──────── Records for processing

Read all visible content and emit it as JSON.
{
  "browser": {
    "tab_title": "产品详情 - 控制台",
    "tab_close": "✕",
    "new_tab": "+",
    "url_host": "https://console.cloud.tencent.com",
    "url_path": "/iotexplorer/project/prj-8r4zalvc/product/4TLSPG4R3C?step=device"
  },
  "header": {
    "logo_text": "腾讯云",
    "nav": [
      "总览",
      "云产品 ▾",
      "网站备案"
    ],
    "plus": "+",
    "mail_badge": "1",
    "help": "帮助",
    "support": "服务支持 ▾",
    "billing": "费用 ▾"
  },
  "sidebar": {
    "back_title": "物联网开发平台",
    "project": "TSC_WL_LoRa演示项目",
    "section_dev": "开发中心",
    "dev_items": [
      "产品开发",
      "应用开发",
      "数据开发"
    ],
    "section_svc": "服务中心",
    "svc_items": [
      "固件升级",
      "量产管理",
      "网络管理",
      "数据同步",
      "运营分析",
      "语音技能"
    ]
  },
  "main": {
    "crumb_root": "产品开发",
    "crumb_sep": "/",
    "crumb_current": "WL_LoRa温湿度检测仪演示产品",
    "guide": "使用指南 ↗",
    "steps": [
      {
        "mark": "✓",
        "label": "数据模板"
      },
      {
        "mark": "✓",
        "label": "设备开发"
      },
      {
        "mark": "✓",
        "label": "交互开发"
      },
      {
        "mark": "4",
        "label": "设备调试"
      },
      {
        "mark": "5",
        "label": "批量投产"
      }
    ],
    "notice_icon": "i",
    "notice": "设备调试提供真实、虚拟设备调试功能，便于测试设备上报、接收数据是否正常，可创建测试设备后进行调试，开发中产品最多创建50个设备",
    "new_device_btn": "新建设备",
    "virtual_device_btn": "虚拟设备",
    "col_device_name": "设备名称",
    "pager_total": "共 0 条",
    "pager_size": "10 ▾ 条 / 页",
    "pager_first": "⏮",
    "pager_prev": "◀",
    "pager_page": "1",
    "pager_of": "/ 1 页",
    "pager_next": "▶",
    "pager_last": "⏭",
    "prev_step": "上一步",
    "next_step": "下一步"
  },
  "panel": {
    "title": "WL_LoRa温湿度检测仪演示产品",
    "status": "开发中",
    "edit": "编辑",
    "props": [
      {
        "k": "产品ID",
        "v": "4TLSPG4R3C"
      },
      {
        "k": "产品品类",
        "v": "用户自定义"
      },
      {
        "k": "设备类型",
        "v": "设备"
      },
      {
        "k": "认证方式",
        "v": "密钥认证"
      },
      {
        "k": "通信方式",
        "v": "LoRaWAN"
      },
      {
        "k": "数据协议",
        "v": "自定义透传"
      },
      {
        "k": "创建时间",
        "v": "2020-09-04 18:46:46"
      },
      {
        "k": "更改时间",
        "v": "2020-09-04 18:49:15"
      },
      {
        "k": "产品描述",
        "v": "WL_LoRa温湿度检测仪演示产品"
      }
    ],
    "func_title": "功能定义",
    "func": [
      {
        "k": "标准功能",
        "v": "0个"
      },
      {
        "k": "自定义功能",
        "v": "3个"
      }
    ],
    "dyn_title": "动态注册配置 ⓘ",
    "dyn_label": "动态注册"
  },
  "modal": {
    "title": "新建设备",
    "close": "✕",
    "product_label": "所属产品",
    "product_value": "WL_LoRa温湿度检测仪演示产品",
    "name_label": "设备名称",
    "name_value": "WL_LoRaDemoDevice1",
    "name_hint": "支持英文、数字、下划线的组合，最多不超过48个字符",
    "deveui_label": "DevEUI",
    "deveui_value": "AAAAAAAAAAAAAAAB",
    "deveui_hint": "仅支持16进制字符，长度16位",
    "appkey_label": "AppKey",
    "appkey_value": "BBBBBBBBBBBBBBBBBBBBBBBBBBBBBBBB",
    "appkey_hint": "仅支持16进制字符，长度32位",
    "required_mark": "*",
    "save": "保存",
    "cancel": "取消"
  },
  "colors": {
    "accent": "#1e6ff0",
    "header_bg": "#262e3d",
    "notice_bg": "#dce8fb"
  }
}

────────────────

*Short task*:
Your task is to retype all the records above with nothing left out.

*Expected answer*:
Read all visible content and emit it as JSON.
{
  "browser": {
    "tab_title": "产品详情 - 控制台",
    "tab_close": "✕",
    "new_tab": "+",
    "url_host": "https://console.cloud.tencent.com",
    "url_path": "/iotexplorer/project/prj-8r4zalvc/product/4TLSPG4R3C?step=device"
  },
  "header": {
    "logo_text": "腾讯云",
    "nav": [
      "总览",
      "云产品 ▾",
      "网站备案"
    ],
    "plus": "+",
    "mail_badge": "1",
    "help": "帮助",
    "support": "服务支持 ▾",
    "billing": "费用 ▾"
  },
  "sidebar": {
    "back_title": "物联网开发平台",
    "project": "TSC_WL_LoRa演示项目",
    "section_dev": "开发中心",
    "dev_items": [
      "产品开发",
      "应用开发",
      "数据开发"
    ],
    "section_svc": "服务中心",
    "svc_items": [
      "固件升级",
      "量产管理",
      "网络管理",
      "数据同步",
      "运营分析",
      "语音技能"
    ]
  },
  "main": {
    "crumb_root": "产品开发",
    "crumb_sep": "/",
    "crumb_current": "WL_LoRa温湿度检测仪演示产品",
    "guide": "使用指南 ↗",
    "steps": [
      {
        "mark": "✓",
        "label": "数据模板"
      },
      {
        "mark": "✓",
        "label": "设备开发"
      },
      {
        "mark": "✓",
        "label": "交互开发"
      },
      {
        "mark": "4",
        "label": "设备调试"
      },
      {
        "mark": "5",
        "label": "批量投产"
      }
    ],
    "notice_icon": "i",
    "notice": "设备调试提供真实、虚拟设备调试功能，便于测试设备上报、接收数据是否正常，可创建测试设备后进行调试，开发中产品最多创建50个设备",
    "new_device_btn": "新建设备",
    "virtual_device_btn": "虚拟设备",
    "col_device_name": "设备名称",
    "pager_total": "共 0 条",
    "pager_size": "10 ▾ 条 / 页",
    "pager_first": "⏮",
    "pager_prev": "◀",
    "pager_page": "1",
    "pager_of": "/ 1 页",
    "pager_next": "▶",
    "pager_last": "⏭",
    "prev_step": "上一步",
    "next_step": "下一步"
  },
  "panel": {
    "title": "WL_LoRa温湿度检测仪演示产品",
    "status": "开发中",
    "edit": "编辑",
    "props": [
      {
        "k": "产品ID",
        "v": "4TLSPG4R3C"
      },
      {
        "k": "产品品类",
        "v": "用户自定义"
      },
      {
        "k": "设备类型",
        "v": "设备"
      },
      {
        "k": "认证方式",
        "v": "密钥认证"
      },
      {
        "k": "通信方式",
        "v": "LoRaWAN"
      },
      {
        "k": "数据协议",
        "v": "自定义透传"
      },
      {
        "k": "创建时间",
        "v": "2020-09-04 18:46:46"
      },
      {
        "k": "更改时间",
        "v": "2020-09-04 18:49:15"
      },
      {
        "k": "产品描述",
        "v": "WL_LoRa温湿度检测仪演示产品"
      }
    ],
    "func_title": "功能定义",
    "func": [
      {
        "k": "标准功能",
        "v": "0个"
      },
      {
        "k": "自定义功能",
        "v": "3个"
      }
    ],
    "dyn_title": "动态注册配置 ⓘ",
    "dyn_label": "动态注册"
  },
  "modal": {
    "title": "新建设备",
    "close": "✕",
    "product_label": "所属产品",
    "product_value": "WL_LoRa温湿度检测仪演示产品",
    "name_label": "设备名称",
    "name_value": "WL_LoRaDemoDevice1",
    "name_hint": "支持英文、数字、下划线的组合，最多不超过48个字符",
    "deveui_label": "DevEUI",
    "deveui_value": "AAAAAAAAAAAAAAAB",
    "deveui_hint": "仅支持16进制字符，长度16位",
    "appkey_label": "AppKey",
    "appkey_value": "BBBBBBBBBBBBBBBBBBBBBBBBBBBBBBBB",
    "appkey_hint": "仅支持16进制字符，长度32位",
    "required_mark": "*",
    "save": "保存",
    "cancel": "取消"
  },
  "colors": {
    "accent": "#1e6ff0",
    "header_bg": "#262e3d",
    "notice_bg": "#dce8fb"
  }
}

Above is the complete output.